■ **SHORT PROBLEM**: Lift out each line of the data that holds "Rate".
[start]
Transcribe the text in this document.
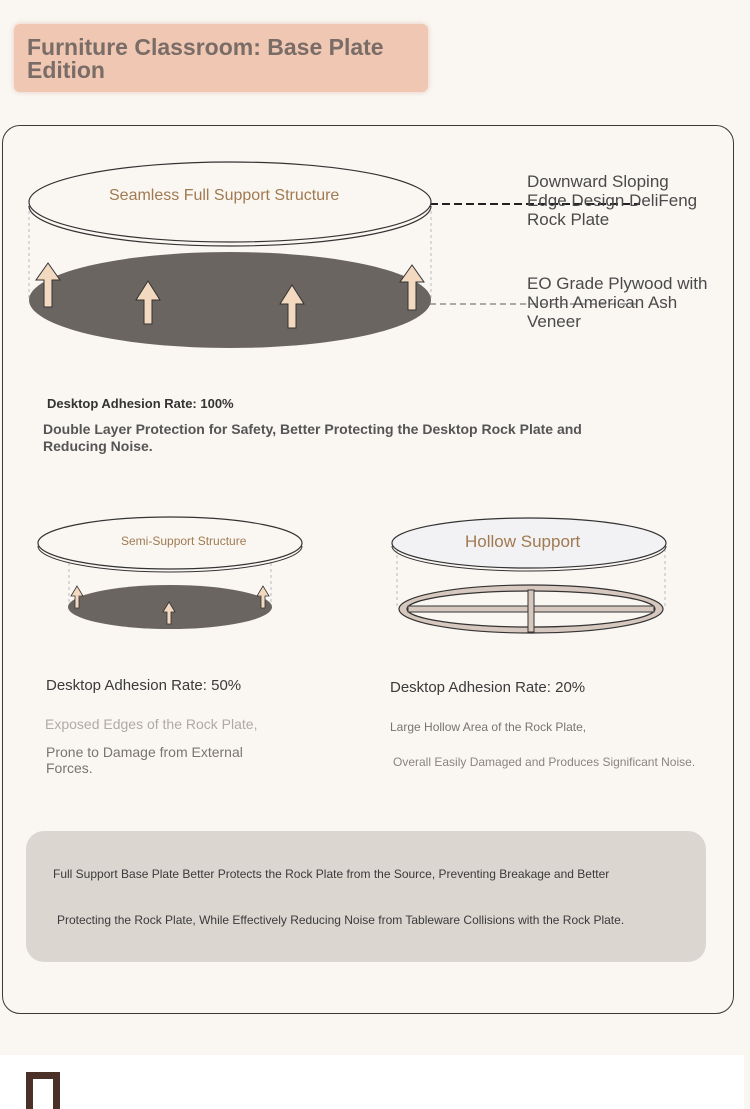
Furniture Classroom: Base Plate Edition
Seamless Full Support Structure
Downward Sloping Edge Design DeliFeng Rock Plate
EO Grade Plywood with North American Ash Veneer
Desktop Adhesion Rate: 100%
Double Layer Protection for Safety, Better Protecting the Desktop Rock Plate and Reducing Noise.
Semi-Support Structure
Desktop Adhesion Rate: 50%
Exposed Edges of the Rock Plate,
Prone to Damage from External Forces.
Hollow Support
Desktop Adhesion Rate: 20%
Large Hollow Area of the Rock Plate,
Overall Easily Damaged and Produces Significant Noise.
Full Support Base Plate Better Protects the Rock Plate from the Source, Preventing Breakage and Better
Protecting the Rock Plate, While Effectively Reducing Noise from Tableware Collisions with the Rock Plate.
[end]
■ **FULL ANSWER**:
Desktop Adhesion Rate: 100%
Desktop Adhesion Rate: 50%
Desktop Adhesion Rate: 20%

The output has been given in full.